(Stored data)
-- begin --

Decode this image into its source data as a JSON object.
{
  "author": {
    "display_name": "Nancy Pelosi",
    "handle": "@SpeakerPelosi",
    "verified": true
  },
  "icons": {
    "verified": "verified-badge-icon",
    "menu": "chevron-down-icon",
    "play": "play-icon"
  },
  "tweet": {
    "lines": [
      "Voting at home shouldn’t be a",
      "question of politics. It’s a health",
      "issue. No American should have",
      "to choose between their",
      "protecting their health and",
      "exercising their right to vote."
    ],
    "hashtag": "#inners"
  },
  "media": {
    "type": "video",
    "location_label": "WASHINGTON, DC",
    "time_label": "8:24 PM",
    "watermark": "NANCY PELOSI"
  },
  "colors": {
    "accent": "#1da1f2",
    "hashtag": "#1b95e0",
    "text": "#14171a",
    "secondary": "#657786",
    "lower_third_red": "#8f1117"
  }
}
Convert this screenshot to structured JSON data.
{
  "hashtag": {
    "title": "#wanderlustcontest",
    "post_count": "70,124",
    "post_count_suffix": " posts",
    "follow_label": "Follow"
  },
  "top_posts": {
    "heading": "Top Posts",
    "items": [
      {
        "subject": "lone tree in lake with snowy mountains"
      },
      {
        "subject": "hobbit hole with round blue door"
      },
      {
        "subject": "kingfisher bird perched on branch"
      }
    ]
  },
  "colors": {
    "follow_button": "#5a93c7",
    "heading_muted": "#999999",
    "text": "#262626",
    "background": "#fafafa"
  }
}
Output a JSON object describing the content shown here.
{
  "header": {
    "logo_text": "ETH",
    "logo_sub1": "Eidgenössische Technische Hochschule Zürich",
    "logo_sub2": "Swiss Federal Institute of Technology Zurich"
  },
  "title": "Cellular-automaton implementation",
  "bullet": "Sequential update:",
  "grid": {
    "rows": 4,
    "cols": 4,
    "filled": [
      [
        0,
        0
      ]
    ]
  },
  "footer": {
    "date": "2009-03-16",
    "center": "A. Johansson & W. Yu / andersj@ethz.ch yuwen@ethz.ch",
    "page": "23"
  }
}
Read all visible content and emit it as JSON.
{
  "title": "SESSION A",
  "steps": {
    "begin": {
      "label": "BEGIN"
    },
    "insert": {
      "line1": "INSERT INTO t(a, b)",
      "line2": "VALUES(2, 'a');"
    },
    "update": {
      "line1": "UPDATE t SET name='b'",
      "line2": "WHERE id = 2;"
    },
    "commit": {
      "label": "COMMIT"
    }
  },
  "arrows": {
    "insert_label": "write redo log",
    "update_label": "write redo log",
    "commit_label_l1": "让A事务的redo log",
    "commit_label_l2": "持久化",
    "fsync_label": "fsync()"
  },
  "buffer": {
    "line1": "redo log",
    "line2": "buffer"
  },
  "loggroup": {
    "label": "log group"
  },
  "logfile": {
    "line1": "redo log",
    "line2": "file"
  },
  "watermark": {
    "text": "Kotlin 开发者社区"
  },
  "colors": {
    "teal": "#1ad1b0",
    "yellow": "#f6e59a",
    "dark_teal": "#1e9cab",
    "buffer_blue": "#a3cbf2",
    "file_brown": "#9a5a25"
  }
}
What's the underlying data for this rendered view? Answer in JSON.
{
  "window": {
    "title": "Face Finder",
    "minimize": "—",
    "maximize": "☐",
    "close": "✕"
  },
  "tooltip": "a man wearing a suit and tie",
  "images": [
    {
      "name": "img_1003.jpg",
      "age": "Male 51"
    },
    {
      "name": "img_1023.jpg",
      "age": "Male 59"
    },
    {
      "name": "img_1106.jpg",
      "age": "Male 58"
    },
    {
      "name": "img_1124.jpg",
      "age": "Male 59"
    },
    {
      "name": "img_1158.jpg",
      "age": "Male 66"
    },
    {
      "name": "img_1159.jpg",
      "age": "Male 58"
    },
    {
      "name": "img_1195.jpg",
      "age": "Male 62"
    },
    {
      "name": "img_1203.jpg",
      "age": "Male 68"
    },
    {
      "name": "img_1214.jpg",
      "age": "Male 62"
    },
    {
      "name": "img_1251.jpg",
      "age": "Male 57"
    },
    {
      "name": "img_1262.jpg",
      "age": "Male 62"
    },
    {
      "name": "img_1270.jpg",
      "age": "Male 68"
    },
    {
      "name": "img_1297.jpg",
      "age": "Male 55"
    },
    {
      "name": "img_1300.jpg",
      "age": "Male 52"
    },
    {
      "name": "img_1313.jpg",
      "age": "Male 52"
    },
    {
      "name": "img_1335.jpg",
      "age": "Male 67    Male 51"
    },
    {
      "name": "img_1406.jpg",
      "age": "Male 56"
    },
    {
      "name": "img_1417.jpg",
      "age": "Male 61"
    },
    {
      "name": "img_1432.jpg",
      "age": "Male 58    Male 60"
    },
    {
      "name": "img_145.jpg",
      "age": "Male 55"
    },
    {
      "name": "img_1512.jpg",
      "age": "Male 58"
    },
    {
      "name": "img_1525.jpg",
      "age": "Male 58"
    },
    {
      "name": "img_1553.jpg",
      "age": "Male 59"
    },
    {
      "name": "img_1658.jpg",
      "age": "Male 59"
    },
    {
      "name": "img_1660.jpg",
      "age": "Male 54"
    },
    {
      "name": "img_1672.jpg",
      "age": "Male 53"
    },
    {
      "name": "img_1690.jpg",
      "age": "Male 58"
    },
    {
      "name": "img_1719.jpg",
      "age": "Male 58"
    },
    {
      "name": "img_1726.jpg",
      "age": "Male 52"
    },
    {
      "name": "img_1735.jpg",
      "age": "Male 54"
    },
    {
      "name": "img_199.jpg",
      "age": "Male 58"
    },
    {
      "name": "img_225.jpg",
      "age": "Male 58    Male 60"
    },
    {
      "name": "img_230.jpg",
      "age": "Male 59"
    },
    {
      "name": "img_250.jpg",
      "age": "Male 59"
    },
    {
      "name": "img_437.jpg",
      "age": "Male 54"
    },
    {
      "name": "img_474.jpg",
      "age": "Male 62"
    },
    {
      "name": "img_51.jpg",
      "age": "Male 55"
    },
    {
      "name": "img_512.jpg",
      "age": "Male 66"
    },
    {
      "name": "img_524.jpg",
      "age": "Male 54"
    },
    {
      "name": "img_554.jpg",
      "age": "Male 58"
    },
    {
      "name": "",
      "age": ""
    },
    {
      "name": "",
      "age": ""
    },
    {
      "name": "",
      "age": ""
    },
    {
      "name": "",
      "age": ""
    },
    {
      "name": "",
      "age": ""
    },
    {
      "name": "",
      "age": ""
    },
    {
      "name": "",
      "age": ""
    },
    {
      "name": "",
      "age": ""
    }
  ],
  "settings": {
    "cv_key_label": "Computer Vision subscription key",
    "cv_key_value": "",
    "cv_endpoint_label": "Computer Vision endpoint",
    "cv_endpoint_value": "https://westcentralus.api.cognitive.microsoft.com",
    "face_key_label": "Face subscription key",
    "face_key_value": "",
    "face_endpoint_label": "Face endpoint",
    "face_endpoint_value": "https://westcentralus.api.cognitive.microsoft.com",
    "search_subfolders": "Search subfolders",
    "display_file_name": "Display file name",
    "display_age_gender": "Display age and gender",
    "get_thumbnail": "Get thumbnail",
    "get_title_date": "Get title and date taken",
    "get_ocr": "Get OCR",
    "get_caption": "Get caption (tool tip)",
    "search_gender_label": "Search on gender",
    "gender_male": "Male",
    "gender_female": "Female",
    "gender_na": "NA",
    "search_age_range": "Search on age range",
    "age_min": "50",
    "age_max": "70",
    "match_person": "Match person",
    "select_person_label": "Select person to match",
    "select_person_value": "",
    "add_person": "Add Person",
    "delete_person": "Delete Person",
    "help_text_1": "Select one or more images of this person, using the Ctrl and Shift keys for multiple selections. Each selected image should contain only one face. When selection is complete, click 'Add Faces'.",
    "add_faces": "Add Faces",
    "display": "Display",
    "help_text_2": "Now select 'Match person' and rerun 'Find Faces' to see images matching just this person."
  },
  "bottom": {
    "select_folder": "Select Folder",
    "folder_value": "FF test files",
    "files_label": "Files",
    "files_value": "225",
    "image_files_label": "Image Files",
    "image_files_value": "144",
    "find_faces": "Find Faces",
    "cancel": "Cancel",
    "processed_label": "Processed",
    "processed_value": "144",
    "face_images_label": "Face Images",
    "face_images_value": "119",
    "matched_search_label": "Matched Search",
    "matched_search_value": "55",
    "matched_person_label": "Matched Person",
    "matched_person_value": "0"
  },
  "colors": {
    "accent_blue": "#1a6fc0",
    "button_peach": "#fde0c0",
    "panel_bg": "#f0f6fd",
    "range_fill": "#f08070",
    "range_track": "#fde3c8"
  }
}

-- end --

Go through the listing above and report how many of its lines contain the word "hashtag", with only the number as output.

— The reply —
3